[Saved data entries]
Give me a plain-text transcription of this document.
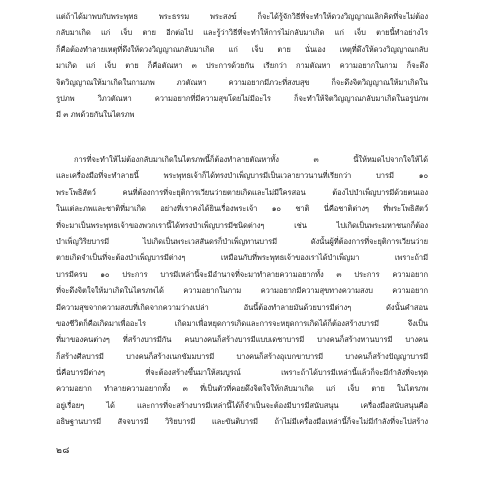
แต่ถ้าได้มาพบกับพระพุทธ พระธรรม พระสงฆ์ ก็จะได้รู้จักวิธีที่จะทำให้ดวงวิญญาณเลิกคิดที่จะไม่ต้อง
กลับมาเกิด แก่ เจ็บ ตาย อีกต่อไป และรู้ว่าวิธีที่จะทำให้การไม่กลับมาเกิด แก่ เจ็บ ตายนี้ทำอย่างไร
ก็คือต้องทำลายเหตุที่ดึงให้ดวงวิญญาณกลับมาเกิด แก่ เจ็บ ตาย นั่นเอง เหตุที่ดึงให้ดวงวิญญาณกลับ
มาเกิด แก่ เจ็บ ตาย ก็คือตัณหา ๓ ประการด้วยกัน เรียกว่า กามตัณหา ความอยากในกาม ก็จะดึง
จิตวิญญาณให้มาเกิดในกามภพ ภวตัณหา ความอยากมีภวะที่สงบสุข ก็จะดึงจิตวิญญาณให้มาเกิดใน
รูปภพ วิภวตัณหา ความอยากที่มีความสุขโดยไม่มีอะไร ก็จะทำให้จิตวิญญาณกลับมาเกิดในอรูปภพ
มี ๓ ภพด้วยกันในไตรภพ
การที่จะทำให้ไม่ต้องกลับมาเกิดในไตรภพนี้ก็ต้องทำลายตัณหาทั้ง ๓ นี้ให้หมดไปจากใจให้ได้
และเครื่องมือที่จะทำลายนี้ พระพุทธเจ้าก็ได้ทรงบำเพ็ญบารมีเป็นเวลายาวนานที่เรียกว่า บารมี ๑๐
พระโพธิสัตว์ คนที่ต้องการที่จะยุติการเวียนว่ายตายเกิดและไม่มีใครสอน ต้องไปบำเพ็ญบารมีด้วยตนเอง
ในแต่ละภพและชาติที่มาเกิด อย่างที่เราคงได้ยินเรื่องพระเจ้า ๑๐ ชาติ นี่คือชาติต่างๆ ที่พระโพธิสัตว์
ที่จะมาเป็นพระพุทธเจ้าของพวกเรานี้ได้ทรงบำเพ็ญบารมีชนิดต่างๆ เช่น ไปเกิดเป็นพระมหาชนกก็ต้อง
บำเพ็ญวิริยบารมี ไปเกิดเป็นพระเวสสันดรก็บำเพ็ญทานบารมี ดังนั้นผู้ที่ต้องการที่จะยุติการเวียนว่าย
ตายเกิดจำเป็นที่จะต้องบำเพ็ญบารมีต่างๆ เหมือนกับที่พระพุทธเจ้าของเราได้บำเพ็ญมา เพราะถ้ามี
บารมีครบ ๑๐ ประการ บารมีเหล่านี้จะมีอำนาจที่จะมาทำลายความอยากทั้ง ๓ ประการ ความอยาก
ที่จะดึงจิตใจให้มาเกิดในไตรภพได้ ความอยากในกาม ความอยากมีความสุขทางความสงบ ความอยาก
มีความสุขจากความสงบที่เกิดจากความว่างเปล่า อันนี้ต้องทำลายมันด้วยบารมีต่างๆ ดังนั้นคำสอน
ของชีวิตก็คือเกิดมาเพื่ออะไร เกิดมาเพื่อหยุดการเกิดและการจะหยุดการเกิดได้ก็ต้องสร้างบารมี จึงเป็น
ที่มาของคนต่างๆ ที่สร้างบารมีกัน คนบางคนก็สร้างบารมีแบบเดชาบารมี บางคนก็สร้างทานบารมี บางคน
ก็สร้างศีลบารมี บางคนก็สร้างเนกขัมมบารมี บางคนก็สร้างอุเบกขาบารมี บางคนก็สร้างปัญญาบารมี
นี่คือบารมีต่างๆ ที่จะต้องสร้างขึ้นมาให้สมบูรณ์ เพราะถ้าได้บารมีเหล่านี้แล้วก็จะมีกำลังที่จะทุด
ความอยาก ทำลายความอยากทั้ง ๓ ที่เป็นตัวที่คอยดึงจิตใจให้กลับมาเกิด แก่ เจ็บ ตาย ในไตรภพ
อยู่เรื่อยๆ ได้ และการที่จะสร้างบารมีเหล่านี้ได้ก็จำเป็นจะต้องมีบารมีสนับสนุน เครื่องมือสนับสนุนคือ
อธิษฐานบารมี สัจจบารมี วิริยบารมี และขันติบารมี ถ้าไม่มีเครื่องมือเหล่านี้ก็จะไม่มีกำลังที่จะไปสร้าง
๒๘
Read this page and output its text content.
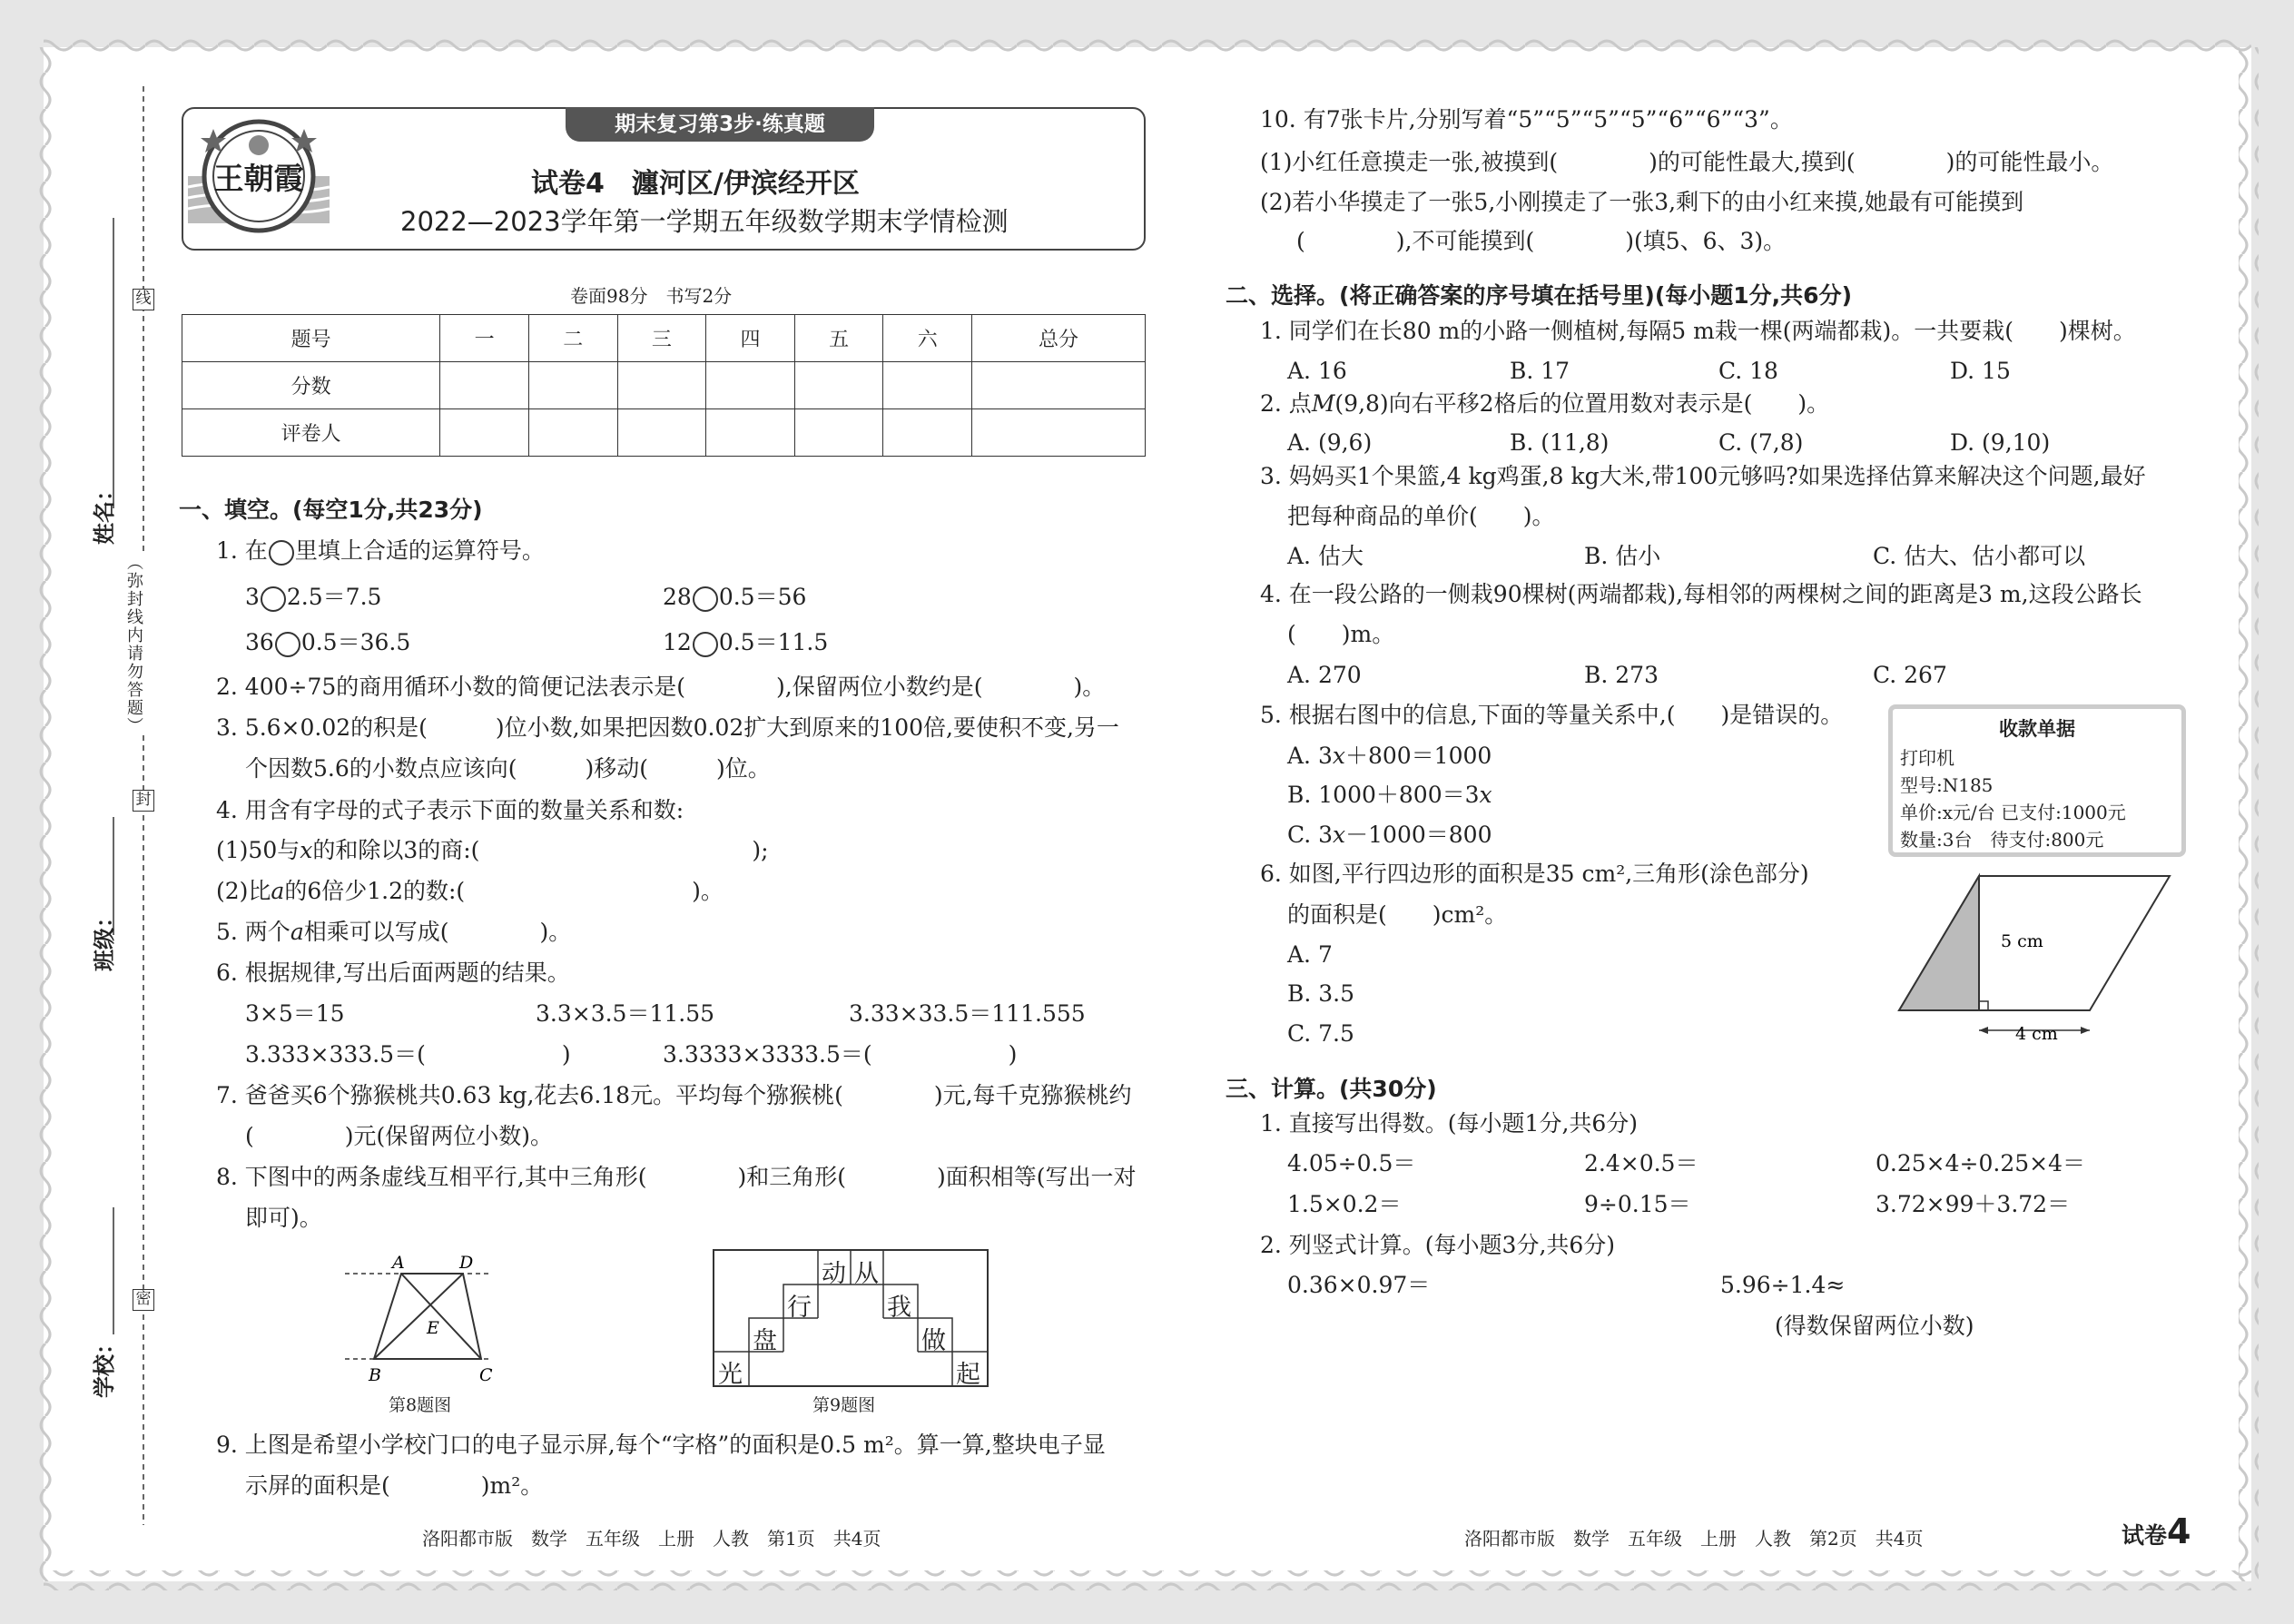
姓名：
班级：
学校：
线
封
密
（弥封线内请勿答题）
期末复习第3步·练真题
王朝霞	试卷4　瀍河区/伊滨经开区
2022—2023学年第一学期五年级数学期末学情检测
卷面98分　书写2分
题号	一	二	三	四	五	六	总分
分数							
评卷人							
一、填空。(每空1分,共23分)
1. 在 里填上合适的运算符号。
3 2.5＝7.5	28 0.5＝56
36 0.5＝36.5	12 0.5＝11.5
2. 400÷75的商用循环小数的简便记法表示是(　　　　),保留两位小数约是(　　　　)。
3. 5.6×0.02的积是(　　　)位小数,如果把因数0.02扩大到原来的100倍,要使积不变,另一
个因数5.6的小数点应该向(　　　)移动(　　　)位。
4. 用含有字母的式子表示下面的数量关系和数:
(1)50与x的和除以3的商:(　　　　　　　　　　　　);
(2)比a的6倍少1.2的数:(　　　　　　　　　　)。
5. 两个a相乘可以写成(　　　　)。
6. 根据规律,写出后面两题的结果。
3×5＝15	3.3×3.5＝11.55	3.33×33.5＝111.555
3.333×333.5＝(　　　　　　)	3.3333×3333.5＝(　　　　　　)
7. 爸爸买6个猕猴桃共0.63 kg,花去6.18元。平均每个猕猴桃(　　　　)元,每千克猕猴桃约
(　　　　)元(保留两位小数)。
8. 下图中的两条虚线互相平行,其中三角形(　　　　)和三角形(　　　　)面积相等(写出一对
即可)。
A	D
E
B	C
第8题图
动 从
行	我
盘	做
光	起
第9题图
9. 上图是希望小学校门口的电子显示屏,每个“字格”的面积是0.5 m²。算一算,整块电子显
示屏的面积是(　　　　)m²。
洛阳都市版　数学　五年级　上册　人教　第1页　共4页
10. 有7张卡片,分别写着“5”“5”“5”“5”“6”“6”“3”。
(1)小红任意摸走一张,被摸到(　　　　)的可能性最大,摸到(　　　　)的可能性最小。
(2)若小华摸走了一张5,小刚摸走了一张3,剩下的由小红来摸,她最有可能摸到
(　　　　),不可能摸到(　　　　)(填5、6、3)。
二、选择。(将正确答案的序号填在括号里)(每小题1分,共6分)
1. 同学们在长80 m的小路一侧植树,每隔5 m栽一棵(两端都栽)。一共要栽(　　)棵树。
A. 16	B. 17	C. 18	D. 15
2. 点M(9,8)向右平移2格后的位置用数对表示是(　　)。
A. (9,6)	B. (11,8)	C. (7,8)	D. (9,10)
3. 妈妈买1个果篮,4 kg鸡蛋,8 kg大米,带100元够吗?如果选择估算来解决这个问题,最好
把每种商品的单价(　　)。
A. 估大	B. 估小	C. 估大、估小都可以
4. 在一段公路的一侧栽90棵树(两端都栽),每相邻的两棵树之间的距离是3 m,这段公路长
(　　)m。
A. 270	B. 273	C. 267
5. 根据右图中的信息,下面的等量关系中,(　　)是错误的。
A. 3x＋800＝1000
B. 1000＋800＝3x
C. 3x－1000＝800
收款单据
打印机
型号:N185
单价:x元/台 已支付:1000元
数量:3台　待支付:800元
6. 如图,平行四边形的面积是35 cm²,三角形(涂色部分)
的面积是(　　)cm²。
A. 7
B. 3.5
C. 7.5
5 cm
4 cm
三、计算。(共30分)
1. 直接写出得数。(每小题1分,共6分)
4.05÷0.5＝	2.4×0.5＝	0.25×4÷0.25×4＝
1.5×0.2＝	9÷0.15＝	3.72×99＋3.72＝
2. 列竖式计算。(每小题3分,共6分)
0.36×0.97＝	5.96÷1.4≈
(得数保留两位小数)
洛阳都市版　数学　五年级　上册　人教　第2页　共4页	试卷4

*Problem details:* Gather each line of the listing containing the word "ญญาณกล" and show it.

*Complete output:*
ก็คือต้องทำลายเหตุที่ดึงให้ดวงวิญญาณกลับมาเกิด แก่ เจ็บ ตาย นั่นเอง เหตุที่ดึงให้ดวงวิญญาณกลับ
รูปภพ วิภวตัณหา ความอยากที่มีความสุขโดยไม่มีอะไร ก็จะทำให้จิตวิญญาณกลับมาเกิดในอรูปภพ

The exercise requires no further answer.